** RECORDS FOR THIS TASK **
BEGIN
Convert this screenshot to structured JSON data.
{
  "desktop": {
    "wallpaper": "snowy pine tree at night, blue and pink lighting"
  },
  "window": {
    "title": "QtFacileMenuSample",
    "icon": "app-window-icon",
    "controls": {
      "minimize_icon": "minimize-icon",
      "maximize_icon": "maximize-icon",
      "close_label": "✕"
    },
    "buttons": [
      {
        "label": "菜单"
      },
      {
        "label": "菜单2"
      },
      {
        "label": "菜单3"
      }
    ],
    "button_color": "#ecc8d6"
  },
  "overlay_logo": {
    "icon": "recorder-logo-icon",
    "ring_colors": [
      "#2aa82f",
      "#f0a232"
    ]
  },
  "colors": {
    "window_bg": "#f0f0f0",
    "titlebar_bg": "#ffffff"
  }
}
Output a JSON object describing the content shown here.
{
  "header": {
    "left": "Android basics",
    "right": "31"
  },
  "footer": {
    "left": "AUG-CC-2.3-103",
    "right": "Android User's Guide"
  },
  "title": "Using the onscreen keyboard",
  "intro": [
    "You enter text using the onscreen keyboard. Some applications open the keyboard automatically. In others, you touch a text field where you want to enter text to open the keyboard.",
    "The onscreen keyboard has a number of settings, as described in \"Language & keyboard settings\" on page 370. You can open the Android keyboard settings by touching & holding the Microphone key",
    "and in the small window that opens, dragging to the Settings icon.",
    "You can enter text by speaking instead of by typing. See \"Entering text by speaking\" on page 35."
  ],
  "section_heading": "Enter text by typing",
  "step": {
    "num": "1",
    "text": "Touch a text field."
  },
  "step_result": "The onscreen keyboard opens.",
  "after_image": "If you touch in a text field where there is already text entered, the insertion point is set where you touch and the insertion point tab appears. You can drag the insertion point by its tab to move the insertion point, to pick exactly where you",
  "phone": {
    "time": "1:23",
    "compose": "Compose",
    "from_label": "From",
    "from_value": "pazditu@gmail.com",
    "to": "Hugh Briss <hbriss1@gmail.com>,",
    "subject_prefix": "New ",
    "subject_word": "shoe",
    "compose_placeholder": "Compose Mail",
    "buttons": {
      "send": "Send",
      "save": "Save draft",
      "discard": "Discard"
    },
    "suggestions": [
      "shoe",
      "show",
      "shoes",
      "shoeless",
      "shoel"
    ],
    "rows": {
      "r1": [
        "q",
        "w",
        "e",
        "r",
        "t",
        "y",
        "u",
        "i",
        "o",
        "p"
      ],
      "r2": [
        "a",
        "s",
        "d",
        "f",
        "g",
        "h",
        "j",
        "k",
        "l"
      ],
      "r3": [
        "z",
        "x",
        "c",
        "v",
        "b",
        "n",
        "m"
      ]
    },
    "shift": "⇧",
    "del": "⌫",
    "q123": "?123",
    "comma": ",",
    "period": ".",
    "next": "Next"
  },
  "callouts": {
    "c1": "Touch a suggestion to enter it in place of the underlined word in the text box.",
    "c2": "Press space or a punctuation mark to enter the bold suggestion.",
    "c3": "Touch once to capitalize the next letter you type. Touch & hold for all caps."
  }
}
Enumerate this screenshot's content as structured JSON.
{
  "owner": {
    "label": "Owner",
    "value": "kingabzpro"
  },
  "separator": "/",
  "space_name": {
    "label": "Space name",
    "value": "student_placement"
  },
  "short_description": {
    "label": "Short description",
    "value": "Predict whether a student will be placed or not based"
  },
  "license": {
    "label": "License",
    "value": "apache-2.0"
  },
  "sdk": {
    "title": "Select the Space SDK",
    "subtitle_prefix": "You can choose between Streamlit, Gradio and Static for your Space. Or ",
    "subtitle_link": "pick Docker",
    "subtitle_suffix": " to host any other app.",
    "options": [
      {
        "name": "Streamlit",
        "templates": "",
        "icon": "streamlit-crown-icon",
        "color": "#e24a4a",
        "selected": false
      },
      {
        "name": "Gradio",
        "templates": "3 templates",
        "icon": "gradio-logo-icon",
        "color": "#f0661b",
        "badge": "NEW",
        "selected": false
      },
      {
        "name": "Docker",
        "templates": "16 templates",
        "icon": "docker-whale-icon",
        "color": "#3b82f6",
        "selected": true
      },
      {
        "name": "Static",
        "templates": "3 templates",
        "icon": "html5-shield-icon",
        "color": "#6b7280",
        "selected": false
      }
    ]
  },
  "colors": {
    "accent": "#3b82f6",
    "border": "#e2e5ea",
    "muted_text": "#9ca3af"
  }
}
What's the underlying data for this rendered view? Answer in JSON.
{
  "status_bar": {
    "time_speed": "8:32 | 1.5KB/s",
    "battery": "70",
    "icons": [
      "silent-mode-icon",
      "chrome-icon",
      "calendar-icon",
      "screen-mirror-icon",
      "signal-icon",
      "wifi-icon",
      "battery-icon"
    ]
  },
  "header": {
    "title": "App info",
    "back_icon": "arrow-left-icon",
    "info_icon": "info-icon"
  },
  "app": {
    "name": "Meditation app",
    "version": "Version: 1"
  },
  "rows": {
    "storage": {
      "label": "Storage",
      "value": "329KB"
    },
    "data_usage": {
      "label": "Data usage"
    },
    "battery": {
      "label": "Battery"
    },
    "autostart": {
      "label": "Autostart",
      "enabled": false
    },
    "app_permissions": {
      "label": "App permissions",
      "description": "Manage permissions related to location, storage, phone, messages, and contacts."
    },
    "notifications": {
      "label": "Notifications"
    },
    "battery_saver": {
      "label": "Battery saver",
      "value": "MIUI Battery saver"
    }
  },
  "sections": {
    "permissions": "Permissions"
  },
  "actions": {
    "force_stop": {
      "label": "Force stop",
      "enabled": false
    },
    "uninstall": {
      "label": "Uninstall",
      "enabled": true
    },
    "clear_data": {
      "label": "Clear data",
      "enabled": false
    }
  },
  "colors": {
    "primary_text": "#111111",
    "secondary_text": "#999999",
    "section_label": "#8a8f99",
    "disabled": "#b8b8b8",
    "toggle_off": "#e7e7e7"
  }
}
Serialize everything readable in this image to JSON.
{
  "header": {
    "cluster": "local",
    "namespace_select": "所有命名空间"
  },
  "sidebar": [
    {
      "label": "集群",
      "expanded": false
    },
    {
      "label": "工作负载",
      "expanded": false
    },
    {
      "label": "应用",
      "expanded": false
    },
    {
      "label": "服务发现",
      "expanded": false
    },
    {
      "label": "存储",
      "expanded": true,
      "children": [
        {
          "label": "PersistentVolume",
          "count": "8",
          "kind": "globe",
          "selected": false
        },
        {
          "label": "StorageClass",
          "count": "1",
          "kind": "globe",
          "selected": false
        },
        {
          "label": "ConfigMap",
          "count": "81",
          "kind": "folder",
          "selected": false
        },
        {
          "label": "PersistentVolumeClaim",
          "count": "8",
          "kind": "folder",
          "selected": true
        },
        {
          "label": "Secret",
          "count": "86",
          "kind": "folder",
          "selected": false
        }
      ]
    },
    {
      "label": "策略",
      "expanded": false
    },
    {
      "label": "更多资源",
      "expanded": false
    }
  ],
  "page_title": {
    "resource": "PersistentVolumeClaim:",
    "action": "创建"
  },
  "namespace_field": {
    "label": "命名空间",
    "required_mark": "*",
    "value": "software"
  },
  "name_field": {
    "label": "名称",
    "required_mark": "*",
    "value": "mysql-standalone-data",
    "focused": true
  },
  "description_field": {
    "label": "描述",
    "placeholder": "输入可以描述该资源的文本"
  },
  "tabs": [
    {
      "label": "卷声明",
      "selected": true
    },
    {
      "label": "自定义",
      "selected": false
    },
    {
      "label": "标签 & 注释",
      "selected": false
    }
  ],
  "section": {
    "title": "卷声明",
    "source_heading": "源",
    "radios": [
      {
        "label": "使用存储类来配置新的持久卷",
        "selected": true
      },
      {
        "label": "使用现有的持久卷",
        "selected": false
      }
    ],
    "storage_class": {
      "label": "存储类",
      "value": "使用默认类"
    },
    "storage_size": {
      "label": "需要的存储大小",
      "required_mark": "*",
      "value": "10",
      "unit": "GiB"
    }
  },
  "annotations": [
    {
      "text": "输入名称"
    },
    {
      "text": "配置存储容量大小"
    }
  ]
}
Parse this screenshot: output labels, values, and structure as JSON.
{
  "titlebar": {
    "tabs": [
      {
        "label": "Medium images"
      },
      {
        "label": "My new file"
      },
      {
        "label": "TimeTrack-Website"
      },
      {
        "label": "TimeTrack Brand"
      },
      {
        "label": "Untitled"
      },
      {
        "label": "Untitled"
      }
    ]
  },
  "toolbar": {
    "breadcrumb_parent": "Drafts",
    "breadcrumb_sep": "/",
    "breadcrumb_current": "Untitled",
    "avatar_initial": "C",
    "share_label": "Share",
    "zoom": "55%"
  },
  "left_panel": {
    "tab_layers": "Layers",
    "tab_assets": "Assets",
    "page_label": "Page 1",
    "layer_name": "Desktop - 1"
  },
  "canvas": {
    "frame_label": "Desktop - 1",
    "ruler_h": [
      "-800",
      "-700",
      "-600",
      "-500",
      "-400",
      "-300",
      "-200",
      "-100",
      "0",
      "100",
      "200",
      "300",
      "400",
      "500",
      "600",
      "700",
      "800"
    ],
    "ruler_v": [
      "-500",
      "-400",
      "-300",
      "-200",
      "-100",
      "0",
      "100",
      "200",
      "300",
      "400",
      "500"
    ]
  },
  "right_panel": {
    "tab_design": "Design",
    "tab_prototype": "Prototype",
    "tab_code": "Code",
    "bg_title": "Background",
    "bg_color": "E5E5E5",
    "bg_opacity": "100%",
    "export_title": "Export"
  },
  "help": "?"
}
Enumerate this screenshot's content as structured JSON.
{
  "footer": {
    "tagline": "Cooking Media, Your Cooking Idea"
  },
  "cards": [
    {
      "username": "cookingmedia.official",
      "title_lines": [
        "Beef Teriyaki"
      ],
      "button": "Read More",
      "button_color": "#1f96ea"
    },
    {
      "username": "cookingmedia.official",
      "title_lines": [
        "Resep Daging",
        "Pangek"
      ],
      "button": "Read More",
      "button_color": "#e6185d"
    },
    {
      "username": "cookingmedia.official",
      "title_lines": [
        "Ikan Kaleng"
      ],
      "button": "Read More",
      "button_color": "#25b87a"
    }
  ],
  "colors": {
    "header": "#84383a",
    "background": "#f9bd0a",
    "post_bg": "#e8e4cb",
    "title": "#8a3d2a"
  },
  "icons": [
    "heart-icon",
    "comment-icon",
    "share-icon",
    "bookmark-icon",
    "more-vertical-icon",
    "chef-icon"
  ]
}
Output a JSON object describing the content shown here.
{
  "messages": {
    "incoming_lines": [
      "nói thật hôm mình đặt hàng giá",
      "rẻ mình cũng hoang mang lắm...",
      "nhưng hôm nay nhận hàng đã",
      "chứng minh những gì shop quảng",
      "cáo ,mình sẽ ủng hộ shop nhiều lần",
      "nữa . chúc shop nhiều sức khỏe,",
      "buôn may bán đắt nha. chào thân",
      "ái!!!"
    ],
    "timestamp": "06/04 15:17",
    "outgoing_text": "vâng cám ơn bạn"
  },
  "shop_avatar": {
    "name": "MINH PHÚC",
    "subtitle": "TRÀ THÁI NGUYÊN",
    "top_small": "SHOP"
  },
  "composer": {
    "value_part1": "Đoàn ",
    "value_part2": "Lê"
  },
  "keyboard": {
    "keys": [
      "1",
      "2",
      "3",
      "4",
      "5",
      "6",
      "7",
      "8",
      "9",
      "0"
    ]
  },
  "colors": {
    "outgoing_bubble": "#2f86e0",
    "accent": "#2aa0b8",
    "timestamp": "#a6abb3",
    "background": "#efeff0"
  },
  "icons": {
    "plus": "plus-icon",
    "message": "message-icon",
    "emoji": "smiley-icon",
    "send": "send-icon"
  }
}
END
Using the listing, collect all lines in which the string "screenshot" is found.

** REPLY **
Convert this screenshot to structured JSON data.
Enumerate this screenshot's content as structured JSON.
Parse this screenshot: output labels, values, and structure as JSON.
Enumerate this screenshot's content as structured JSON.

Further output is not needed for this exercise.